**EXERCISE REQUIREMENTS:** Rewrite every line of the material below, replacing "drainage system" with "sewerage system" each time it appears and leaving everything else unchanged. Omit the pictures from your answer.

[Begin MATERIAL FOR THE TASK]

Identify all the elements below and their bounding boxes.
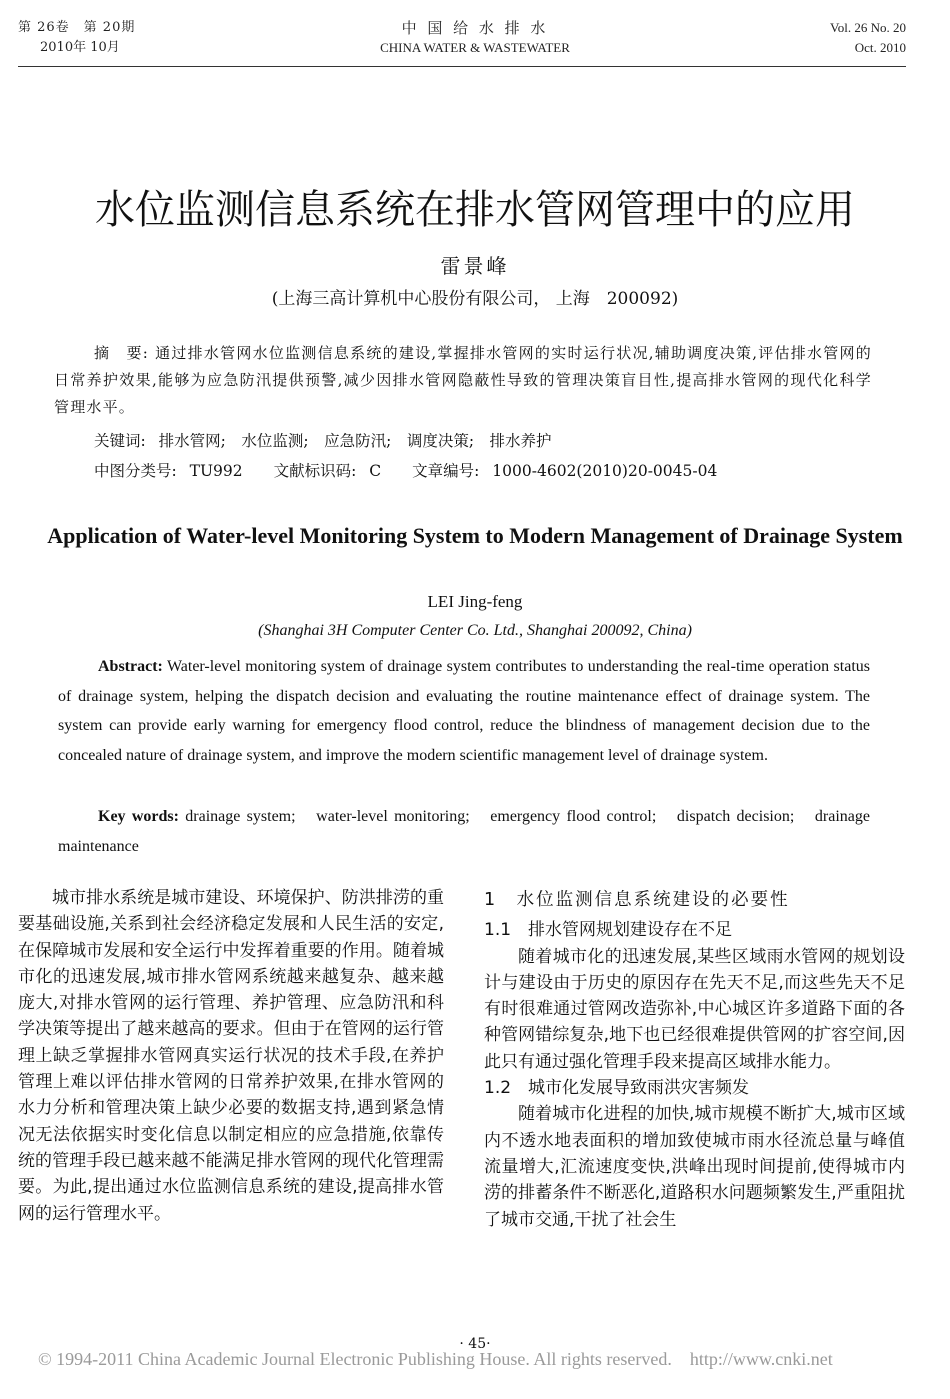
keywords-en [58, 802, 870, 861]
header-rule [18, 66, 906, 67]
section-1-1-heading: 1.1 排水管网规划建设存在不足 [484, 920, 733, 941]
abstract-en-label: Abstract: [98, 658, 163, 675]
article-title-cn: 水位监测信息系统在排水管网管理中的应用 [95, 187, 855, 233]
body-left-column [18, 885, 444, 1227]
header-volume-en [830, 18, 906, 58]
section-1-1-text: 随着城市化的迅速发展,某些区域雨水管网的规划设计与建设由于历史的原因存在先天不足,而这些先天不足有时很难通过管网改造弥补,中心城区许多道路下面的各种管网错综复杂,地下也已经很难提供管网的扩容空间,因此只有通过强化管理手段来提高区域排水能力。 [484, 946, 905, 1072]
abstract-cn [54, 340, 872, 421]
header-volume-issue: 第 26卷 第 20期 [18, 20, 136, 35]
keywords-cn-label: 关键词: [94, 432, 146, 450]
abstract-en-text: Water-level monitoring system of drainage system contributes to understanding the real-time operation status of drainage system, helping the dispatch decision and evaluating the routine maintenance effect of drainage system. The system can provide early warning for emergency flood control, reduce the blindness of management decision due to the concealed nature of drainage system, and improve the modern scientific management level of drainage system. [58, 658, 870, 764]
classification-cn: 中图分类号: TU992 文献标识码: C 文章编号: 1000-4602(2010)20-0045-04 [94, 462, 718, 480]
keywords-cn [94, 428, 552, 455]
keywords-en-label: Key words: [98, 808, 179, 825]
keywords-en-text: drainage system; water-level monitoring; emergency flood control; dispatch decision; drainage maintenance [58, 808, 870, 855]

[End MATERIAL FOR THE TASK]

**SOLUTION TO THE EXERCISE:**
Identify all the elements below and their bounding boxes.
keywords-en [58, 802, 870, 861]
header-rule [18, 66, 906, 67]
section-1-1-heading: 1.1 排水管网规划建设存在不足 [484, 920, 733, 941]
abstract-en-label: Abstract: [98, 658, 163, 675]
article-title-cn: 水位监测信息系统在排水管网管理中的应用 [95, 187, 855, 233]
body-left-column [18, 885, 444, 1227]
header-volume-en [830, 18, 906, 58]
section-1-1-text: 随着城市化的迅速发展,某些区域雨水管网的规划设计与建设由于历史的原因存在先天不足,而这些先天不足有时很难通过管网改造弥补,中心城区许多道路下面的各种管网错综复杂,地下也已经很难提供管网的扩容空间,因此只有通过强化管理手段来提高区域排水能力。 [484, 946, 905, 1072]
abstract-cn [54, 340, 872, 421]
header-volume-issue: 第 26卷 第 20期 [18, 20, 136, 35]
keywords-cn-label: 关键词: [94, 432, 146, 450]
abstract-en-text: Water-level monitoring system of sewerage system contributes to understanding the real-time operation status of sewerage system, helping the dispatch decision and evaluating the routine maintenance effect of sewerage system. The system can provide early warning for emergency flood control, reduce the blindness of management decision due to the concealed nature of sewerage system, and improve the modern scientific management level of sewerage system. [58, 658, 870, 764]
classification-cn: 中图分类号: TU992 文献标识码: C 文章编号: 1000-4602(2010)20-0045-04 [94, 462, 718, 480]
keywords-cn [94, 428, 552, 455]
keywords-en-label: Key words: [98, 808, 179, 825]
keywords-en-text: sewerage system; water-level monitoring; emergency flood control; dispatch decision; drainage maintenance [58, 808, 870, 855]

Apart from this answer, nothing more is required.